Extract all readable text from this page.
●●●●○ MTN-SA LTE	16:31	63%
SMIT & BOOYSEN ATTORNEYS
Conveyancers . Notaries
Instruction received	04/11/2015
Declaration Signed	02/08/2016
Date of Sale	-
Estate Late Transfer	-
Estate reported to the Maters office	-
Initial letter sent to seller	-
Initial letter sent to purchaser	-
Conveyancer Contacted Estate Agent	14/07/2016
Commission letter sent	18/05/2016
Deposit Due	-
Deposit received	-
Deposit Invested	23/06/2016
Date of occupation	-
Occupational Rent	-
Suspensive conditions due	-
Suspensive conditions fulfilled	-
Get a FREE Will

PROBLEM DESCRIPTION
In the entries above, identify each line that includes the string "Initial", then copy it.

THE OUTPUT
Initial letter sent to seller	-
Initial letter sent to purchaser	-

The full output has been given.